> Task brief
Retype the lines of the listing below, from the first line through the line containing "feature-item: Standard winding", keeping every character unchanged.

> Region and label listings
--

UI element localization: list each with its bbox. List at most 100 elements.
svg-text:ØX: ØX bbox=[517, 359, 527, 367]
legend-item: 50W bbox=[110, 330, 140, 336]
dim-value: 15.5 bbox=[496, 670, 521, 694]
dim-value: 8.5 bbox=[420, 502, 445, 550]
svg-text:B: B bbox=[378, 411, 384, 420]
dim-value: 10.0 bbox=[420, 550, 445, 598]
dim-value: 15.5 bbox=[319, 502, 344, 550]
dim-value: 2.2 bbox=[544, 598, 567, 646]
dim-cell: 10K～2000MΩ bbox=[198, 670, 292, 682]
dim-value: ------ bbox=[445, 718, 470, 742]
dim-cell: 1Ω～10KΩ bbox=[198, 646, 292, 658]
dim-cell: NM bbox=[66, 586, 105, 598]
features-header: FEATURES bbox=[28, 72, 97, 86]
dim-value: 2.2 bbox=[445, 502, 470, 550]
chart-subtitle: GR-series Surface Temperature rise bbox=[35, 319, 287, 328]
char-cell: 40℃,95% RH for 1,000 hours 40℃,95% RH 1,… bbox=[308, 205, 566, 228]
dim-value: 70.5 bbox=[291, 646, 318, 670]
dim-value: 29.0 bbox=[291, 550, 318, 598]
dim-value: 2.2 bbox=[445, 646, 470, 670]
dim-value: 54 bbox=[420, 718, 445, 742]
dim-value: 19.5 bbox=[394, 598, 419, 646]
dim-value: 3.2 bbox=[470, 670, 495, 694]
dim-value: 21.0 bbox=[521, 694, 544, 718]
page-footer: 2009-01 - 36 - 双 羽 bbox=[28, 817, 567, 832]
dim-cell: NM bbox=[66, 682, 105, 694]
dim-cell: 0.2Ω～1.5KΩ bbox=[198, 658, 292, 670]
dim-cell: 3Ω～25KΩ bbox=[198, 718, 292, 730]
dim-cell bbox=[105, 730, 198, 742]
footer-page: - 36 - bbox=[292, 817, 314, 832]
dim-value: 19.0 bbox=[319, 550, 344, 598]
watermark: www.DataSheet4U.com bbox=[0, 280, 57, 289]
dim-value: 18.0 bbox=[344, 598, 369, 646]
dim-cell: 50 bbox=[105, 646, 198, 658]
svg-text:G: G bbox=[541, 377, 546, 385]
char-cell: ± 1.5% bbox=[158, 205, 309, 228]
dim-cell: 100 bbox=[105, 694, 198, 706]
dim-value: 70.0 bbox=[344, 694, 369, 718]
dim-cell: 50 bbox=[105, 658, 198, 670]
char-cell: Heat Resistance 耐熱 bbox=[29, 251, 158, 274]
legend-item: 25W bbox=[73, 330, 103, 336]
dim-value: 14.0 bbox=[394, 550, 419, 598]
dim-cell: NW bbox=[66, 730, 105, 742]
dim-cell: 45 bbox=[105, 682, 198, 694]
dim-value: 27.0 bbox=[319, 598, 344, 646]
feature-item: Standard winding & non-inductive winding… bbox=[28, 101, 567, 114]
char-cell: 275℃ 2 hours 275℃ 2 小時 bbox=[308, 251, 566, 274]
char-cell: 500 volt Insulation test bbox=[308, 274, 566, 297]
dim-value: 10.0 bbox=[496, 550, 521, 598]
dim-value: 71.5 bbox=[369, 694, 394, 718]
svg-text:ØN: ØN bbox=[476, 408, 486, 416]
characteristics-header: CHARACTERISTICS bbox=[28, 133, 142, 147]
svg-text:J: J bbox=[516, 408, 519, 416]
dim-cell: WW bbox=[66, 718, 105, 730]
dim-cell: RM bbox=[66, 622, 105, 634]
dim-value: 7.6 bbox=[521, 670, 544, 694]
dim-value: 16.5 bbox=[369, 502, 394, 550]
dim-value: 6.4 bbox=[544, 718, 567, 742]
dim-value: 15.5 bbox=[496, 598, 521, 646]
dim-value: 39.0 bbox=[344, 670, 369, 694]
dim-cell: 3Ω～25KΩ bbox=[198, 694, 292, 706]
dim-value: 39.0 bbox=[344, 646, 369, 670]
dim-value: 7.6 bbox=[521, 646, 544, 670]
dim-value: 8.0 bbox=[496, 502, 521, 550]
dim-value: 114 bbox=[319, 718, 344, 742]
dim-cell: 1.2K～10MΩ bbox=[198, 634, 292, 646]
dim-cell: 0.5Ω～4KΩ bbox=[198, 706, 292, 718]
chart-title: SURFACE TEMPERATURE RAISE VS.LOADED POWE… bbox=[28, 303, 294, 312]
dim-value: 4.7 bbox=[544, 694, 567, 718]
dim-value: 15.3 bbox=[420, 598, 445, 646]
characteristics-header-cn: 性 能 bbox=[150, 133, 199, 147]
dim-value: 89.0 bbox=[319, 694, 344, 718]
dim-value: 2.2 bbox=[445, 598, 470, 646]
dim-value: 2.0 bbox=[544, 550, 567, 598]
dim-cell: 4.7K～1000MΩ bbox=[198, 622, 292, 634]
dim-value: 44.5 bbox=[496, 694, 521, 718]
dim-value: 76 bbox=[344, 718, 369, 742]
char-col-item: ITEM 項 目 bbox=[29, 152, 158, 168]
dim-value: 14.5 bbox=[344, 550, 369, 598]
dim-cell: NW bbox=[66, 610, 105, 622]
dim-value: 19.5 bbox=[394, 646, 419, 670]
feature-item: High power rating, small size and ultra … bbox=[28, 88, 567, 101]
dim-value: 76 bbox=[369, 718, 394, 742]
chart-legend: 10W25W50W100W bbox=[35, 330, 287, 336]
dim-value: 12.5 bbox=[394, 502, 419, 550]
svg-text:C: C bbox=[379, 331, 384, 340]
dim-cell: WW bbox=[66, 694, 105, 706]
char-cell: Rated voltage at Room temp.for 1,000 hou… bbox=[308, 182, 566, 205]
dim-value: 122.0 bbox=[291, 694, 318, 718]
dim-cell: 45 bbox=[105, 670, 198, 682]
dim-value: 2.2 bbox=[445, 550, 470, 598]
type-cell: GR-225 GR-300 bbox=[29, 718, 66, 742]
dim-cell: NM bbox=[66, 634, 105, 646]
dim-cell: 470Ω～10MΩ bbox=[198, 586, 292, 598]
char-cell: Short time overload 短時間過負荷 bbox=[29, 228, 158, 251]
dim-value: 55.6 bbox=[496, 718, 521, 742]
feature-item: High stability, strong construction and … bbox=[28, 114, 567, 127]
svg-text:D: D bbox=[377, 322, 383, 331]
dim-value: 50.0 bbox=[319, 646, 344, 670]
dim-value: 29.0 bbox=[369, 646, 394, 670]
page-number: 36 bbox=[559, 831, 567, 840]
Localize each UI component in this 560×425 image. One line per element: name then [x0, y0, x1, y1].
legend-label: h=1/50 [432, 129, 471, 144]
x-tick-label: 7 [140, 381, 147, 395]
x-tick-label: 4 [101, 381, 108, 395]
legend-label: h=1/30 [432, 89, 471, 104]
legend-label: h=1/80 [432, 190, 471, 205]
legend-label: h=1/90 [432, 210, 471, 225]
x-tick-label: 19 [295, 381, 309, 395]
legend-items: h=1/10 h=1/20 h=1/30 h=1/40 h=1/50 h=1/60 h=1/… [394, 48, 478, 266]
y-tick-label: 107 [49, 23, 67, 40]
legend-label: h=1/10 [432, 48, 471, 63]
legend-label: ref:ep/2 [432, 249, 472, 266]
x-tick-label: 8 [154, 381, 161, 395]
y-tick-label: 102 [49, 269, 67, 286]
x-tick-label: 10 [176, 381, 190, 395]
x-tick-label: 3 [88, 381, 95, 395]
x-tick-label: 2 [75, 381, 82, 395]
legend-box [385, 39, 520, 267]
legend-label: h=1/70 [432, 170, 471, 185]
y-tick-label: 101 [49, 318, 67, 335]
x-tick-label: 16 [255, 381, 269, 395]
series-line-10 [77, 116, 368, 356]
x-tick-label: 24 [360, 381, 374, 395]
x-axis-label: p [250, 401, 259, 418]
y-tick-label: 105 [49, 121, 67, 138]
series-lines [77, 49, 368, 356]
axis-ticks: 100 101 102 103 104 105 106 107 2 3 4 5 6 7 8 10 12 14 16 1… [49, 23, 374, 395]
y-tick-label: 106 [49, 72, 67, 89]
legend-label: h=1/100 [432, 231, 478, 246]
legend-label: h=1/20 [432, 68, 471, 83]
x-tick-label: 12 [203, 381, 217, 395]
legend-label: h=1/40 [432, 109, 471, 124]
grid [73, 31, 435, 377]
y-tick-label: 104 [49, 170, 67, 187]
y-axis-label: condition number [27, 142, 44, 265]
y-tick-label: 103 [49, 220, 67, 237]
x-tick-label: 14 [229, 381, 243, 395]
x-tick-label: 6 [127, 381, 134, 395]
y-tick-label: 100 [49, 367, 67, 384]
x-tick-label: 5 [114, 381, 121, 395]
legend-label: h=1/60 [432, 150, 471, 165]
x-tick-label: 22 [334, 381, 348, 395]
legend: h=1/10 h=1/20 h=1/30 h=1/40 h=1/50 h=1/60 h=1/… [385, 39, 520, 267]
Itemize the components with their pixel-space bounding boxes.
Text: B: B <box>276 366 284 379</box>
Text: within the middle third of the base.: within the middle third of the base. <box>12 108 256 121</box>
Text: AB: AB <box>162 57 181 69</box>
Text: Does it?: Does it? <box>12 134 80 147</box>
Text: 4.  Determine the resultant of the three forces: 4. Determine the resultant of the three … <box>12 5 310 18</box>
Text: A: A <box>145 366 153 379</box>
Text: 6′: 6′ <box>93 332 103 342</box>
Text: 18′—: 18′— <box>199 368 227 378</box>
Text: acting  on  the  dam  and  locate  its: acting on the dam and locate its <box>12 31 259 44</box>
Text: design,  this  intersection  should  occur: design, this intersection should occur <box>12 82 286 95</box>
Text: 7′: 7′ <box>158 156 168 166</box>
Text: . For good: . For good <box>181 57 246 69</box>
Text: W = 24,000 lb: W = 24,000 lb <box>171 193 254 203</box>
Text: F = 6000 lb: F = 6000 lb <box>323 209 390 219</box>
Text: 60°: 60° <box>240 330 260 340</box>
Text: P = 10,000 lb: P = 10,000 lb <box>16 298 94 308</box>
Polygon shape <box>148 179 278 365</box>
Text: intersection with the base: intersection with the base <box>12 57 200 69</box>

--

> Task output
UI element localization: list each with its bbox. List at most 100 elements.
svg-text:ØX: ØX bbox=[517, 359, 527, 367]
legend-item: 50W bbox=[110, 330, 140, 336]
dim-value: 15.5 bbox=[496, 670, 521, 694]
dim-value: 8.5 bbox=[420, 502, 445, 550]
svg-text:B: B bbox=[378, 411, 384, 420]
dim-value: 10.0 bbox=[420, 550, 445, 598]
dim-value: 15.5 bbox=[319, 502, 344, 550]
dim-value: 2.2 bbox=[544, 598, 567, 646]
dim-cell: 10K～2000MΩ bbox=[198, 670, 292, 682]
dim-value: ------ bbox=[445, 718, 470, 742]
dim-cell: 1Ω～10KΩ bbox=[198, 646, 292, 658]
dim-cell: NM bbox=[66, 586, 105, 598]
features-header: FEATURES bbox=[28, 72, 97, 86]
dim-value: 2.2 bbox=[445, 502, 470, 550]
chart-subtitle: GR-series Surface Temperature rise bbox=[35, 319, 287, 328]
char-cell: 40℃,95% RH for 1,000 hours 40℃,95% RH 1,… bbox=[308, 205, 566, 228]
dim-value: 70.5 bbox=[291, 646, 318, 670]
dim-value: 29.0 bbox=[291, 550, 318, 598]
dim-value: 2.2 bbox=[445, 646, 470, 670]
dim-value: 54 bbox=[420, 718, 445, 742]
dim-value: 19.5 bbox=[394, 598, 419, 646]
dim-value: 3.2 bbox=[470, 670, 495, 694]
dim-value: 21.0 bbox=[521, 694, 544, 718]
page-footer: 2009-01 - 36 - 双 羽 bbox=[28, 817, 567, 832]
dim-cell: NM bbox=[66, 682, 105, 694]
dim-cell: 0.2Ω～1.5KΩ bbox=[198, 658, 292, 670]
dim-cell: 3Ω～25KΩ bbox=[198, 718, 292, 730]
dim-cell bbox=[105, 730, 198, 742]
footer-page: - 36 - bbox=[292, 817, 314, 832]
dim-value: 19.0 bbox=[319, 550, 344, 598]
watermark: www.DataSheet4U.com bbox=[0, 280, 57, 289]
dim-value: 18.0 bbox=[344, 598, 369, 646]
dim-cell: 50 bbox=[105, 646, 198, 658]
svg-text:G: G bbox=[541, 377, 546, 385]
char-cell: ± 1.5% bbox=[158, 205, 309, 228]
dim-cell: 100 bbox=[105, 694, 198, 706]
dim-value: 70.0 bbox=[344, 694, 369, 718]
dim-cell: 50 bbox=[105, 658, 198, 670]
char-cell: Heat Resistance 耐熱 bbox=[29, 251, 158, 274]
legend-item: 25W bbox=[73, 330, 103, 336]
dim-value: 14.0 bbox=[394, 550, 419, 598]
dim-cell: NW bbox=[66, 730, 105, 742]
dim-cell: 45 bbox=[105, 682, 198, 694]
dim-value: 27.0 bbox=[319, 598, 344, 646]
feature-item: Standard winding & non-inductive winding… bbox=[28, 101, 567, 114]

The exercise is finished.